_Extracted entries_:
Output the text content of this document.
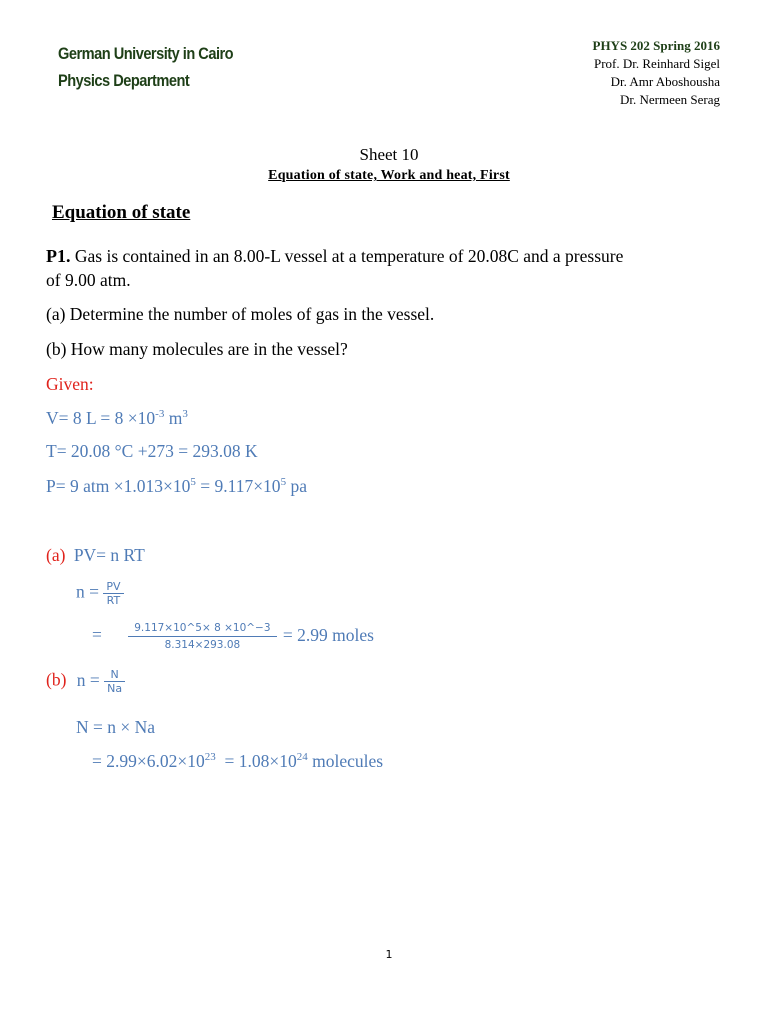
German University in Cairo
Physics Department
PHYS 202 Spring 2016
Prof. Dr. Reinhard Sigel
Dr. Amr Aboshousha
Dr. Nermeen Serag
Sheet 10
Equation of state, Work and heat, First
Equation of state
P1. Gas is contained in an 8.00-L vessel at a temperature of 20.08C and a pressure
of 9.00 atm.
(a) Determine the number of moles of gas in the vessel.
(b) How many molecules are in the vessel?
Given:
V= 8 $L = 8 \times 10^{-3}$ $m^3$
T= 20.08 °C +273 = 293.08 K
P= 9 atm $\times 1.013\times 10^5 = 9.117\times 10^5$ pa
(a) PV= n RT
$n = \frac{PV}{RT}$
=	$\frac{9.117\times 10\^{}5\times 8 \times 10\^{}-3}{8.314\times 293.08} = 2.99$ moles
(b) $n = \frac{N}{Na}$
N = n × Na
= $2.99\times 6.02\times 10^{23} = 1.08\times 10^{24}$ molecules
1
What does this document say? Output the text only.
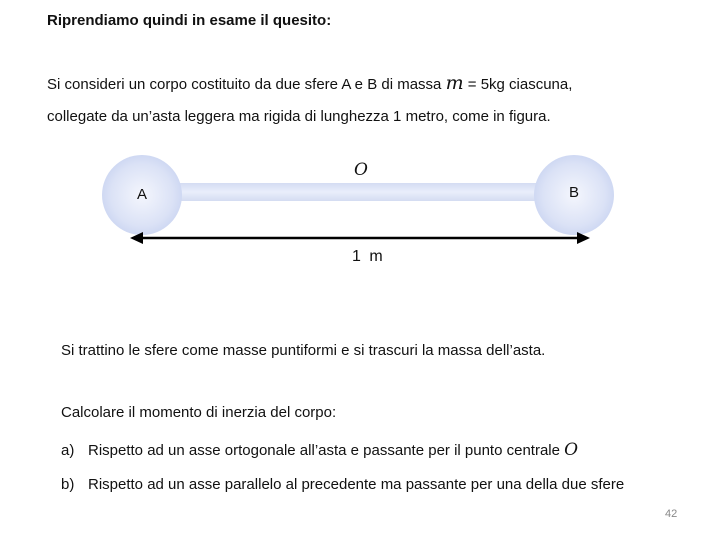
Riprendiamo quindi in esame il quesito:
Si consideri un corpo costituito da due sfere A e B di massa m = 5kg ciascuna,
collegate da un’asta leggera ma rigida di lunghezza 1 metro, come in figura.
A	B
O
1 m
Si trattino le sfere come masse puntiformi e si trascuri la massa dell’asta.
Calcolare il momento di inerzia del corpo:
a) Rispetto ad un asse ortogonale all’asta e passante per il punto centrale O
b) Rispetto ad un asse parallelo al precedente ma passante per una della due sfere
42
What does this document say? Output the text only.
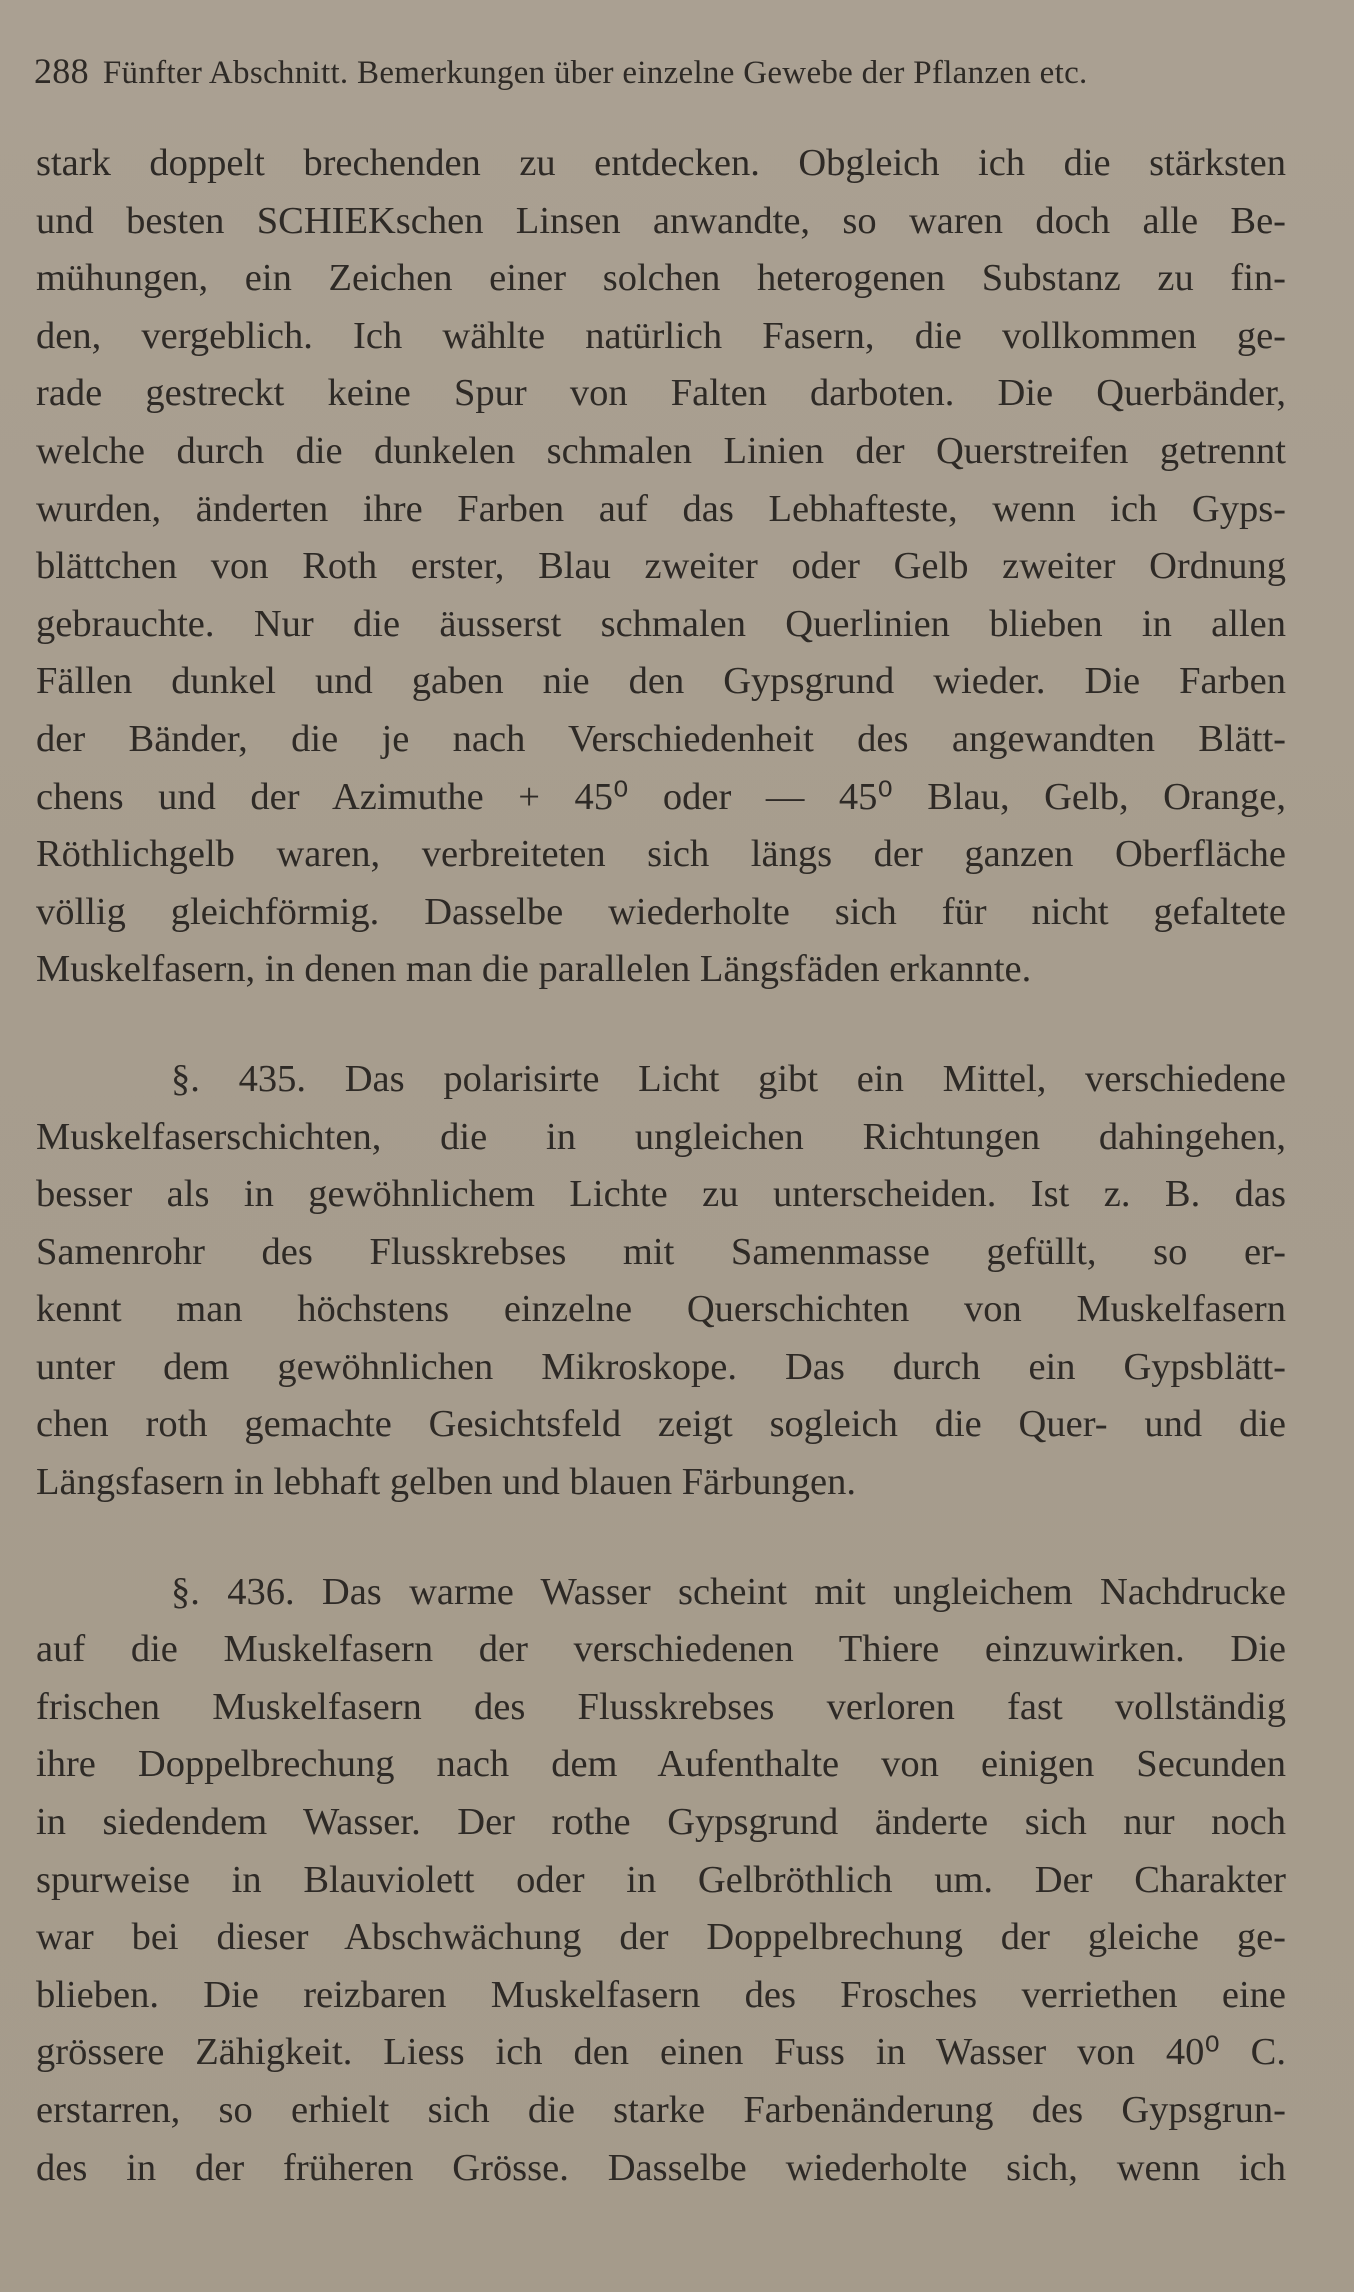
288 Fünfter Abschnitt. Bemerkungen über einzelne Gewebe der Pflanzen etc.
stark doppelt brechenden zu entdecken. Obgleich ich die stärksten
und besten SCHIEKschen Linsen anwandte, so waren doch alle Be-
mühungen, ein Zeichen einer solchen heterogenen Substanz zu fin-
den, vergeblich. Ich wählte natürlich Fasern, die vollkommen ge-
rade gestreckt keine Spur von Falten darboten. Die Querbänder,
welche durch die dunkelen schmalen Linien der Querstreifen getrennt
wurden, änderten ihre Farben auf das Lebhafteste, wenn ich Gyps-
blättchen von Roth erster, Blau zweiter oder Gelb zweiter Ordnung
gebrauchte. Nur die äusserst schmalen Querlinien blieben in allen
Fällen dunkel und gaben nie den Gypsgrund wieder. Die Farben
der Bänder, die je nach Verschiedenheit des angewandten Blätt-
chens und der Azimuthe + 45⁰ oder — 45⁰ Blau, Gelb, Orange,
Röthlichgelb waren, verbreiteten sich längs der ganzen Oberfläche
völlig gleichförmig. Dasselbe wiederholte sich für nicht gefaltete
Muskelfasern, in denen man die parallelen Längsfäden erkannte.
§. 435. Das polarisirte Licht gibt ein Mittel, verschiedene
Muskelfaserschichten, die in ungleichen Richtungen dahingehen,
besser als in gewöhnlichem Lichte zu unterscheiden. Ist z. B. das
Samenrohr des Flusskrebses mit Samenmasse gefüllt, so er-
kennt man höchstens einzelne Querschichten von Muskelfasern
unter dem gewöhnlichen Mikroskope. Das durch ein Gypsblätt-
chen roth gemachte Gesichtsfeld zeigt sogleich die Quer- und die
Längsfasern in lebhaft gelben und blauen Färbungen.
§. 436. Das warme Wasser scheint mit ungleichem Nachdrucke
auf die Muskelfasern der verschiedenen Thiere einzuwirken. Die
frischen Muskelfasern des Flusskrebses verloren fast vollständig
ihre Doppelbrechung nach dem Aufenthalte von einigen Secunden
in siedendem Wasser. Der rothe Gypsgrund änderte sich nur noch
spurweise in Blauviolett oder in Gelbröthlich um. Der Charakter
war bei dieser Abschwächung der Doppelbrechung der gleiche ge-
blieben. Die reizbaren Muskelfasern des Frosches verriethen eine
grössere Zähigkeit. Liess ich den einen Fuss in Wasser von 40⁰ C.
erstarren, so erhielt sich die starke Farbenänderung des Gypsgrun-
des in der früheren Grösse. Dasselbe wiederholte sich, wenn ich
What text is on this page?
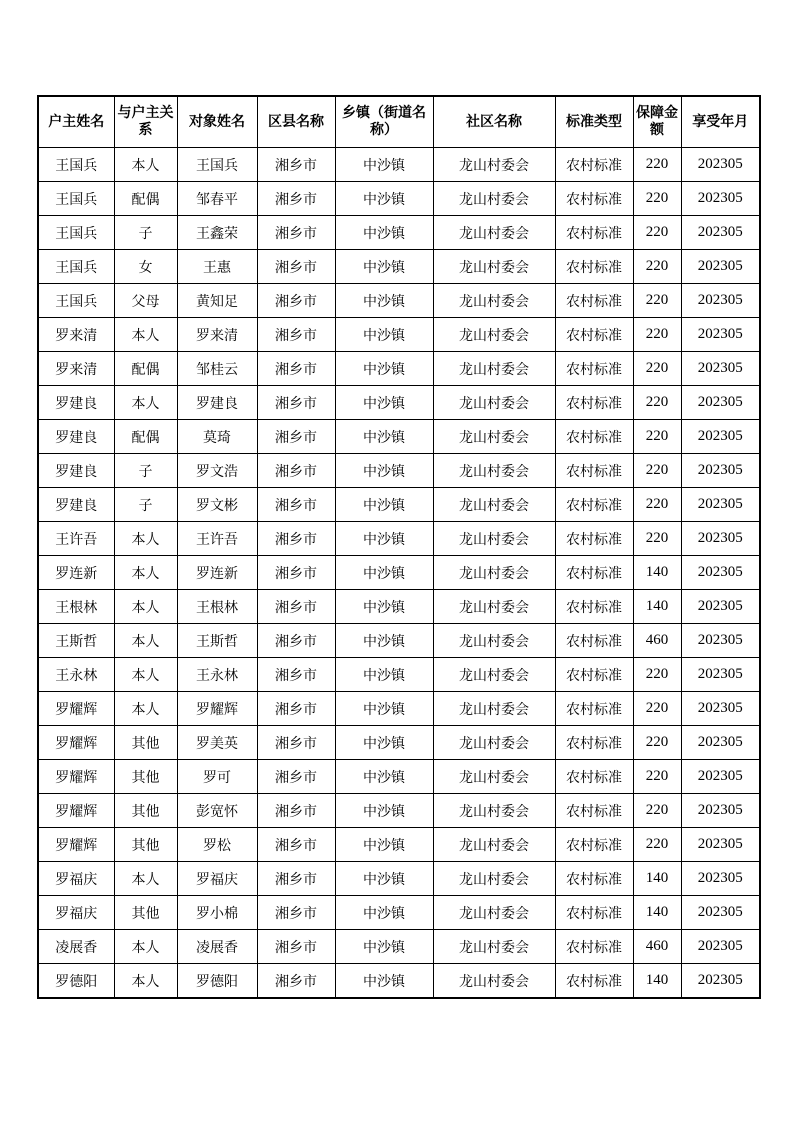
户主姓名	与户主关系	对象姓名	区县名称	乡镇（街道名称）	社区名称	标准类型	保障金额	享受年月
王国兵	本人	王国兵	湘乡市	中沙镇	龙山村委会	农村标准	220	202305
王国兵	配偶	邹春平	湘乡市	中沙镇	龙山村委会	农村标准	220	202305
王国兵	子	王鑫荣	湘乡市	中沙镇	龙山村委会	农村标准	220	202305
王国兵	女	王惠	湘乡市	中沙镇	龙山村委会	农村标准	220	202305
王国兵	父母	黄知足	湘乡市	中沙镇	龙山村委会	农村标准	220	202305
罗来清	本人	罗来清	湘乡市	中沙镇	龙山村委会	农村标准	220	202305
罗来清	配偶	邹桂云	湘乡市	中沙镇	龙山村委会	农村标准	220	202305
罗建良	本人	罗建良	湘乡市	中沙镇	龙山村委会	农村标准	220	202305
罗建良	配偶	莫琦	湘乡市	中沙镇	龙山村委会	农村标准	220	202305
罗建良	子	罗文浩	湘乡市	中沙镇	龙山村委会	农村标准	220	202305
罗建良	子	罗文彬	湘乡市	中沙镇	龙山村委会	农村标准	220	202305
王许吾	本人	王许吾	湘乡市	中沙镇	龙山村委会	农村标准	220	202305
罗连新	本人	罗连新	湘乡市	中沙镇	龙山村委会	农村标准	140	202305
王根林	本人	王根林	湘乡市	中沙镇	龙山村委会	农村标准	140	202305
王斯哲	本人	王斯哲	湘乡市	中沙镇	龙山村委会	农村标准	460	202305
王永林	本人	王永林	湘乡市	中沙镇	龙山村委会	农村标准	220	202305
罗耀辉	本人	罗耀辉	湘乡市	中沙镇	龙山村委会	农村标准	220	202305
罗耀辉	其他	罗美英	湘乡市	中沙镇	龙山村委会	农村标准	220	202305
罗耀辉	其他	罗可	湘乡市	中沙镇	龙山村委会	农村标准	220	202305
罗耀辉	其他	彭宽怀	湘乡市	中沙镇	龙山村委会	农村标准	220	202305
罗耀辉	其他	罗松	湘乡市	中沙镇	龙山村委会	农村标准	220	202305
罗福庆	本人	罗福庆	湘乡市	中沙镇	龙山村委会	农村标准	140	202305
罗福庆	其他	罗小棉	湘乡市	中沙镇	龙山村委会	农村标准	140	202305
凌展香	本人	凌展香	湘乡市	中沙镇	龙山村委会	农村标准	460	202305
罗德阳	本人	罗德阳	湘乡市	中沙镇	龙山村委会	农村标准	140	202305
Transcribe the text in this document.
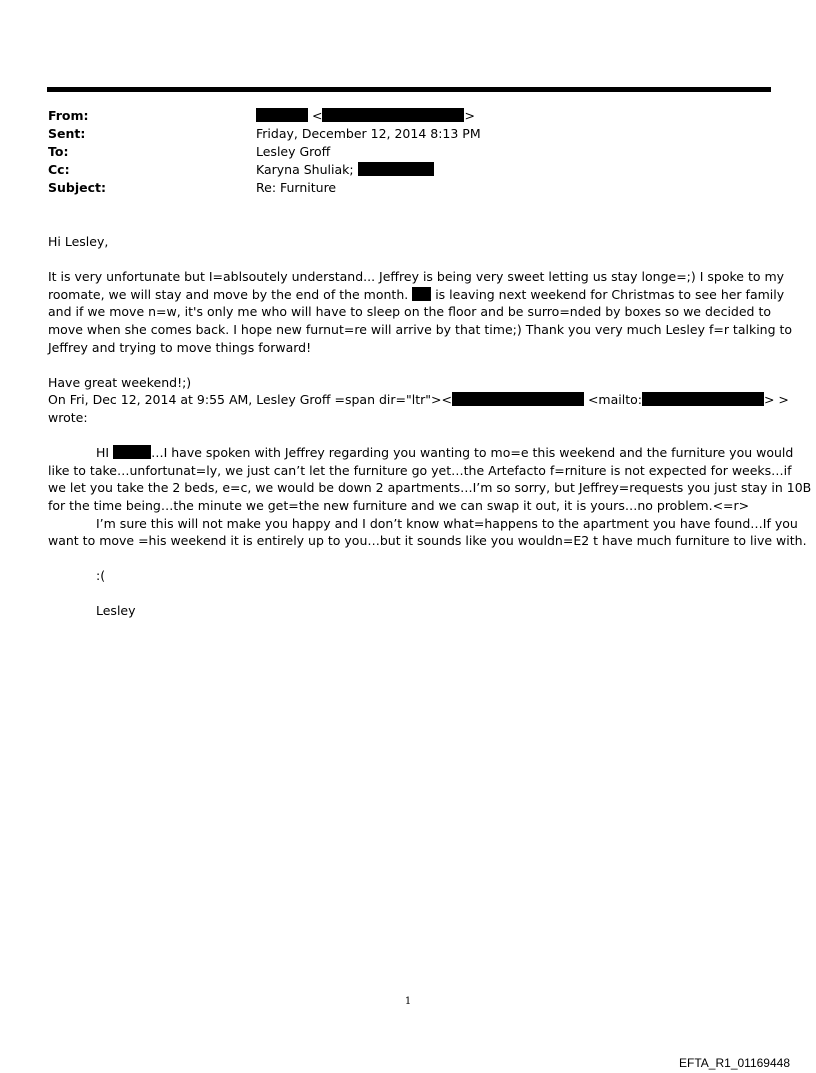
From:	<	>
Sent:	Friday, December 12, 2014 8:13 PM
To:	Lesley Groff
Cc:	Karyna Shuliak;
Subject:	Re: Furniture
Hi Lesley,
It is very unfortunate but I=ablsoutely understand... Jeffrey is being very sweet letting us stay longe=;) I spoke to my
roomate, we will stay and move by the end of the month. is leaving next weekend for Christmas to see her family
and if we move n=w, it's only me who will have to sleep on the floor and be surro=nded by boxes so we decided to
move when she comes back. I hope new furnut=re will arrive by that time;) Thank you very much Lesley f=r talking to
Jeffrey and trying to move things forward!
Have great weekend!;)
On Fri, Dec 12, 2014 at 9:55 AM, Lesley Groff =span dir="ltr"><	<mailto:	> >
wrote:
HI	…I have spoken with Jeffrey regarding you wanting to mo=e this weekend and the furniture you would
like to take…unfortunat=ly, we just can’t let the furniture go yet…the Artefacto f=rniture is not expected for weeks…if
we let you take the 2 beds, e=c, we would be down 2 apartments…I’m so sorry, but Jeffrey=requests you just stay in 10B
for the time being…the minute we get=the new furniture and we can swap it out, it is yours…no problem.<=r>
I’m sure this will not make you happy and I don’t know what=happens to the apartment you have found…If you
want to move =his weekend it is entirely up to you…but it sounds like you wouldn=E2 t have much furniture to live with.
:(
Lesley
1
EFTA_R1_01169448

_The problem_:
All lines holding the word "vessel" should be picked out and copied.

_Result for this exercise_:
P1. Gas is contained in an 8.00-L vessel at a temperature of 20.08C and a pressure
(a) Determine the number of moles of gas in the vessel.
(b) How many molecules are in the vessel?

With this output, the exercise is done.